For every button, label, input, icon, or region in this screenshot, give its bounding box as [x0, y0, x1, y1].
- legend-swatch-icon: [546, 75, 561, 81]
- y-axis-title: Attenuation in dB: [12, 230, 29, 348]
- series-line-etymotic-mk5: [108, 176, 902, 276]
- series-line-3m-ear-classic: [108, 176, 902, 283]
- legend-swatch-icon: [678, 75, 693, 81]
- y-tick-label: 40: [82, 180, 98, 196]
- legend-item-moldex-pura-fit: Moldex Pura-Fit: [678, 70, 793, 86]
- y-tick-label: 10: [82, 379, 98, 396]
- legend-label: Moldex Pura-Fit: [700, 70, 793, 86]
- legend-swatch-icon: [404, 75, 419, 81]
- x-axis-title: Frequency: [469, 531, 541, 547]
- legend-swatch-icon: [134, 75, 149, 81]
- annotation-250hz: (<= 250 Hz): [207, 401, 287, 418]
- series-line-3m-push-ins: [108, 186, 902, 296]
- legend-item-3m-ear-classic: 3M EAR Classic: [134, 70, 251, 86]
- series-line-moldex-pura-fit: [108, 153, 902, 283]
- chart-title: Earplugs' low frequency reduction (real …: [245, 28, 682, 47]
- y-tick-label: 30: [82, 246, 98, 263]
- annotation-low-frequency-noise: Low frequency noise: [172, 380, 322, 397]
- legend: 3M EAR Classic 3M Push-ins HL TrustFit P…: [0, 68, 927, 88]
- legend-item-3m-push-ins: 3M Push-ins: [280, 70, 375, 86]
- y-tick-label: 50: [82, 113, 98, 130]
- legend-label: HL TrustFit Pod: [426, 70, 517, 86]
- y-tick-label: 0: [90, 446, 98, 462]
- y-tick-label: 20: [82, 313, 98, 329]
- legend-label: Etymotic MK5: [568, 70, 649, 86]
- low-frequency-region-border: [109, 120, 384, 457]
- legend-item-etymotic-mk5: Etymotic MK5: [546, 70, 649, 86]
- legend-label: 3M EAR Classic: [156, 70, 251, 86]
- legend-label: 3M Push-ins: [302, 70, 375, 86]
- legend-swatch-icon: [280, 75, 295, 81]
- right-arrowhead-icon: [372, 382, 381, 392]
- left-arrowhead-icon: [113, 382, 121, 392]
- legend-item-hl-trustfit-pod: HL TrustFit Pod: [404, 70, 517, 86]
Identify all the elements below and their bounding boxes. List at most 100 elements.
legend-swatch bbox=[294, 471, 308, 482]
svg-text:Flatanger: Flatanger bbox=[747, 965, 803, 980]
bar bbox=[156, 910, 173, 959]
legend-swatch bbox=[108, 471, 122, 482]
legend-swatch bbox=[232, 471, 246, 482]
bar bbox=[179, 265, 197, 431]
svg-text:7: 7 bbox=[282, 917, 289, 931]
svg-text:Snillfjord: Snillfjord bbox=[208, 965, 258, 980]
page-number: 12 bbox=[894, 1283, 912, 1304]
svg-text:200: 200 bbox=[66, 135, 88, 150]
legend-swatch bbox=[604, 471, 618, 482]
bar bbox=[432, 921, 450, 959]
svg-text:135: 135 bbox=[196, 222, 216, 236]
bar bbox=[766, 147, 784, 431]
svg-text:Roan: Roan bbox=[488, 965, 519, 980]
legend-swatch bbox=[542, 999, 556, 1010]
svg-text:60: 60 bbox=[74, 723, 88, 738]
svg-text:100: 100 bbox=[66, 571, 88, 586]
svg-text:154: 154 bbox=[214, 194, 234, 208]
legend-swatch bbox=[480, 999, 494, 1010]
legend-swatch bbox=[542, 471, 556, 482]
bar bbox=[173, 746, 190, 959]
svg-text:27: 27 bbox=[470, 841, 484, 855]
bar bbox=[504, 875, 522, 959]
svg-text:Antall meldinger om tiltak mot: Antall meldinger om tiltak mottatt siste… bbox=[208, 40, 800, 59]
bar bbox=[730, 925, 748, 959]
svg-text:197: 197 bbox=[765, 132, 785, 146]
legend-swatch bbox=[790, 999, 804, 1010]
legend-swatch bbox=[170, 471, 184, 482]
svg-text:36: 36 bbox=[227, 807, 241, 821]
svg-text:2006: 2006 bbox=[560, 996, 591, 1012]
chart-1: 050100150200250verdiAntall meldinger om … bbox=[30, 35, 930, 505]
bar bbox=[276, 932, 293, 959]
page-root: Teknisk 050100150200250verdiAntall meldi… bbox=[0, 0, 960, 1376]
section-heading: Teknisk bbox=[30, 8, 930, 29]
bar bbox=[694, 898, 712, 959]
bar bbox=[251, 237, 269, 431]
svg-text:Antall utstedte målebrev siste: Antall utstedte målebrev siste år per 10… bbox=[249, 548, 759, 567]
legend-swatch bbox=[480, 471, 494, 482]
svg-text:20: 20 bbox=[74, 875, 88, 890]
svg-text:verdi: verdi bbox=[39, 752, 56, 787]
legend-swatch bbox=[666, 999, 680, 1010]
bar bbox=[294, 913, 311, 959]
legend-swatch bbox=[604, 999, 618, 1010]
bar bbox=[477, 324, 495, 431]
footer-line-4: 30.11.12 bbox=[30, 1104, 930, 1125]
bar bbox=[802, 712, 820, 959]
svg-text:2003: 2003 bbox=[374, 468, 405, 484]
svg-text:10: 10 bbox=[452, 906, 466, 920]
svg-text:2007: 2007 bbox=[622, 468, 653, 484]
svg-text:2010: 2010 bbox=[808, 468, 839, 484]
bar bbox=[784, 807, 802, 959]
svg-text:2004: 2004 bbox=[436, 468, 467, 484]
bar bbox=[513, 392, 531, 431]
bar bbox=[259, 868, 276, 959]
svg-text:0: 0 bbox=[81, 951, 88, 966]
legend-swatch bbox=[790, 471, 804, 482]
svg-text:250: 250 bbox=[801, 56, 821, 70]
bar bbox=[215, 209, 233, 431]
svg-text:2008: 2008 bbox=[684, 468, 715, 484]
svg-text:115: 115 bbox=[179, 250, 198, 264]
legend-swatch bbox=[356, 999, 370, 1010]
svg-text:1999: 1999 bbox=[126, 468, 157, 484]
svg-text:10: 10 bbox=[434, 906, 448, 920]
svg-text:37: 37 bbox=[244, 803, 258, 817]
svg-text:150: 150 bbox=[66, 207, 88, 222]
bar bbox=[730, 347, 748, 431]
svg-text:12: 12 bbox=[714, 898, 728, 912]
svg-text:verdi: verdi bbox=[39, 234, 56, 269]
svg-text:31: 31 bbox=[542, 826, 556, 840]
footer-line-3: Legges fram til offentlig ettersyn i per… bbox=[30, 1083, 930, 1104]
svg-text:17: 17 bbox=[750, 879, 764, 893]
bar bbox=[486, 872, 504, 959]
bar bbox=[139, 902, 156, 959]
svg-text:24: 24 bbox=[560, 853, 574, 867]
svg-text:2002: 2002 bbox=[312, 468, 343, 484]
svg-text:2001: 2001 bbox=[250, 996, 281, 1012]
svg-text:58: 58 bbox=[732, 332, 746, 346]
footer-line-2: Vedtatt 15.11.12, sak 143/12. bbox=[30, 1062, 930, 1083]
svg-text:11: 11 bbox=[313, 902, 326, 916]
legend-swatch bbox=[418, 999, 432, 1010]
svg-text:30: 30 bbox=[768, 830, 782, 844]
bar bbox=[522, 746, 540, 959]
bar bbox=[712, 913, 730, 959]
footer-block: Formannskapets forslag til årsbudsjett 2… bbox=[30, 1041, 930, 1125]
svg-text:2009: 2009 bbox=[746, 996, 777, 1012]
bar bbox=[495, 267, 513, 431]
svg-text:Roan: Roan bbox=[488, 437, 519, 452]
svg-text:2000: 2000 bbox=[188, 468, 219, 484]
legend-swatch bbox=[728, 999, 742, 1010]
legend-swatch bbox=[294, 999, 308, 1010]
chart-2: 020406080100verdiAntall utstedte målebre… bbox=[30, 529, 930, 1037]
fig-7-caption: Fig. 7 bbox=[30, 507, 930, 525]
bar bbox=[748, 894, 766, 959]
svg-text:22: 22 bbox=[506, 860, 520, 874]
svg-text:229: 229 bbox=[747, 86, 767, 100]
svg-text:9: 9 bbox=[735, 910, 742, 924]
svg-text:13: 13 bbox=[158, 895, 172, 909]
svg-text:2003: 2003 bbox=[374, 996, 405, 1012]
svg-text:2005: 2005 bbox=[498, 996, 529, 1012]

———

(EXERCISE OBJECTIVE) Update everything from the start of the records down to the line containing "- legend-label: 3M Push-ins: [302, 70, 375, 86]", both included, replacing "legend-swatch-icon" with "legend-color-icon" and leaving the rest unchanged. Give only those lines.

(EXPECTED OUTPUT)
For every button, label, input, icon, or region in this screenshot, give its bounding box as [x0, y0, x1, y1].
- legend-color-icon: [546, 75, 561, 81]
- y-axis-title: Attenuation in dB: [12, 230, 29, 348]
- series-line-etymotic-mk5: [108, 176, 902, 276]
- series-line-3m-ear-classic: [108, 176, 902, 283]
- legend-color-icon: [678, 75, 693, 81]
- y-tick-label: 40: [82, 180, 98, 196]
- legend-item-moldex-pura-fit: Moldex Pura-Fit: [678, 70, 793, 86]
- y-tick-label: 10: [82, 379, 98, 396]
- legend-label: Moldex Pura-Fit: [700, 70, 793, 86]
- legend-color-icon: [404, 75, 419, 81]
- x-axis-title: Frequency: [469, 531, 541, 547]
- legend-color-icon: [134, 75, 149, 81]
- annotation-250hz: (<= 250 Hz): [207, 401, 287, 418]
- series-line-3m-push-ins: [108, 186, 902, 296]
- legend-item-3m-ear-classic: 3M EAR Classic: [134, 70, 251, 86]
- series-line-moldex-pura-fit: [108, 153, 902, 283]
- chart-title: Earplugs' low frequency reduction (real …: [245, 28, 682, 47]
- y-tick-label: 30: [82, 246, 98, 263]
- annotation-low-frequency-noise: Low frequency noise: [172, 380, 322, 397]
- legend: 3M EAR Classic 3M Push-ins HL TrustFit P…: [0, 68, 927, 88]
- legend-item-3m-push-ins: 3M Push-ins: [280, 70, 375, 86]
- y-tick-label: 50: [82, 113, 98, 130]
- legend-label: HL TrustFit Pod: [426, 70, 517, 86]
- y-tick-label: 0: [90, 446, 98, 462]
- y-tick-label: 20: [82, 313, 98, 329]
- legend-label: Etymotic MK5: [568, 70, 649, 86]
- low-frequency-region-border: [109, 120, 384, 457]
- legend-item-etymotic-mk5: Etymotic MK5: [546, 70, 649, 86]
- legend-label: 3M EAR Classic: [156, 70, 251, 86]
- legend-label: 3M Push-ins: [302, 70, 375, 86]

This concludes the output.